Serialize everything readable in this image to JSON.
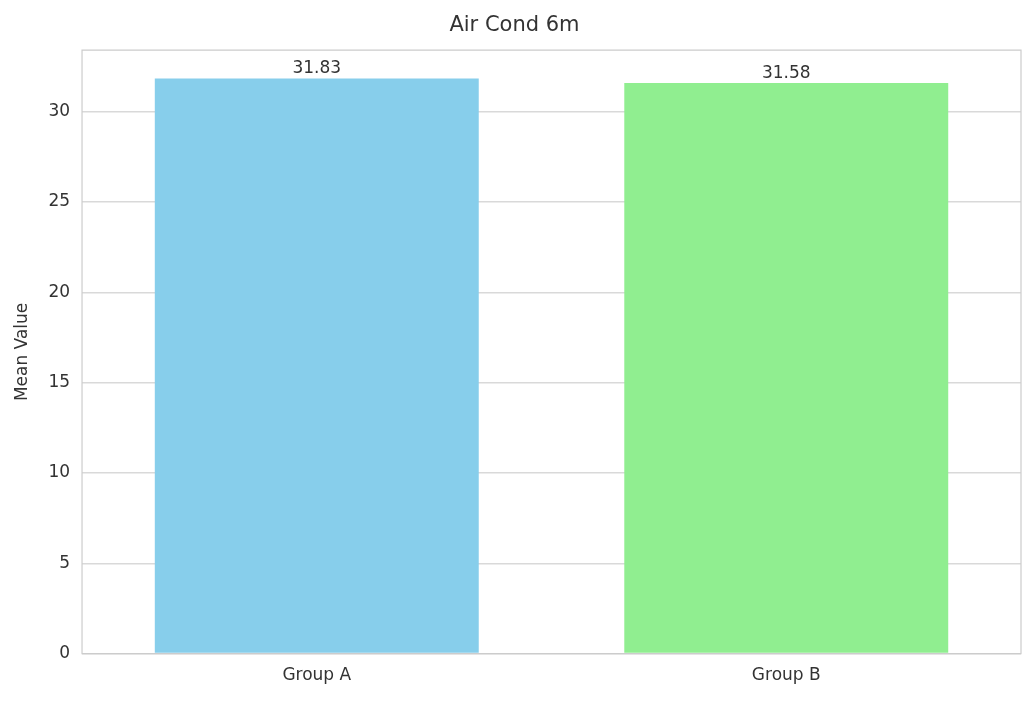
{
  "chart_data": {
    "type": "bar",
    "title": "Air Cond 6m",
    "ylabel": "Mean Value",
    "categories": [
      "Group A",
      "Group B"
    ],
    "values": [
      31.83,
      31.58
    ],
    "colors": [
      "#87ceeb",
      "#90ee90"
    ],
    "ylim": [
      0,
      33.4
    ],
    "yticks": [
      0,
      5,
      10,
      15,
      20,
      25,
      30
    ],
    "grid": "y",
    "data_labels": true
  }
}
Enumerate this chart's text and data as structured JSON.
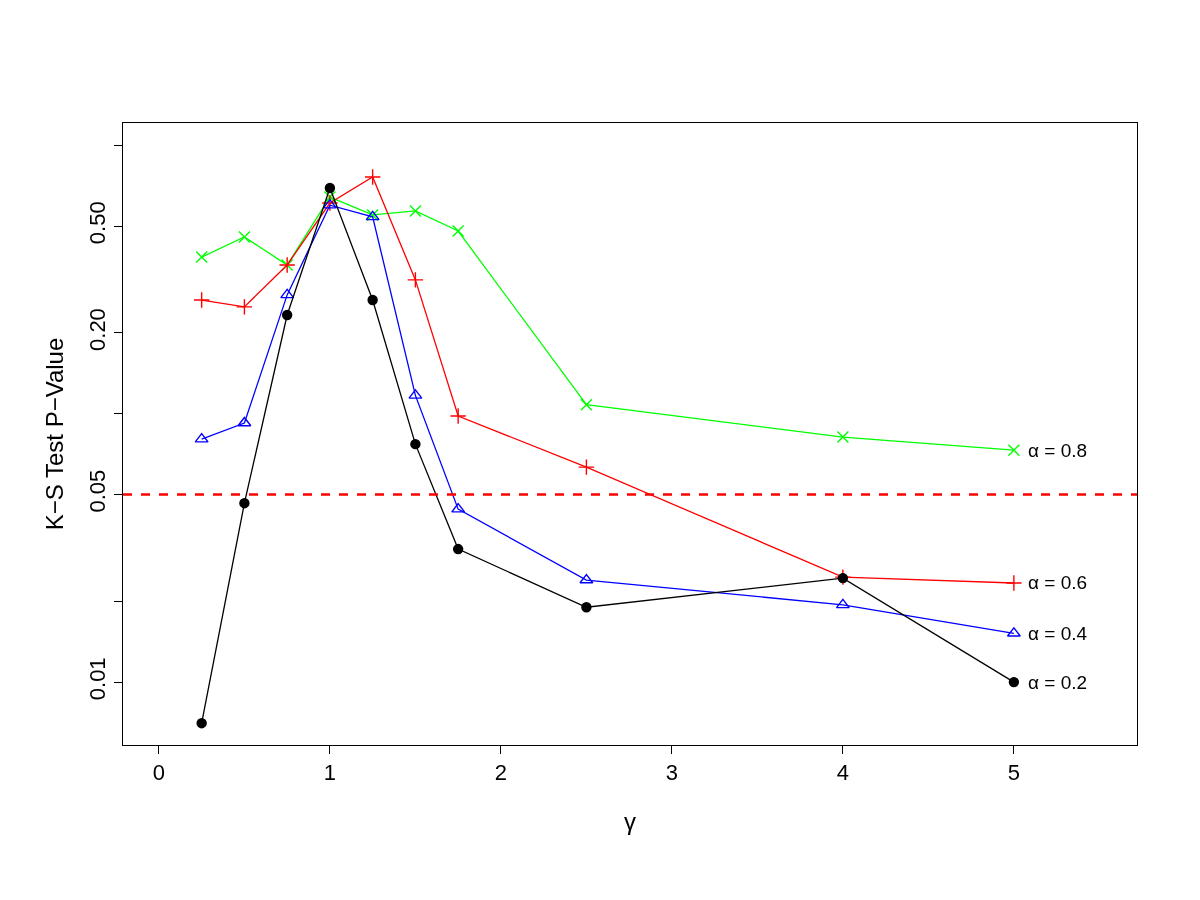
+-------+
__AIM__.
Leaving out the pictures, repeat the data above exactly.

__SOLUTION TO THE EXERCISE__.
Serialize everything readable in this image to JSON.
{
  "chart_data": {
    "type": "bar",
    "title": "Air Cond 6m",
    "ylabel": "Mean Value",
    "categories": [
      "Group A",
      "Group B"
    ],
    "values": [
      31.83,
      31.58
    ],
    "colors": [
      "#87ceeb",
      "#90ee90"
    ],
    "ylim": [
      0,
      33.4
    ],
    "yticks": [
      0,
      5,
      10,
      15,
      20,
      25,
      30
    ],
    "grid": "y",
    "data_labels": true
  }
}
Enumerate this chart's text and data as structured JSON.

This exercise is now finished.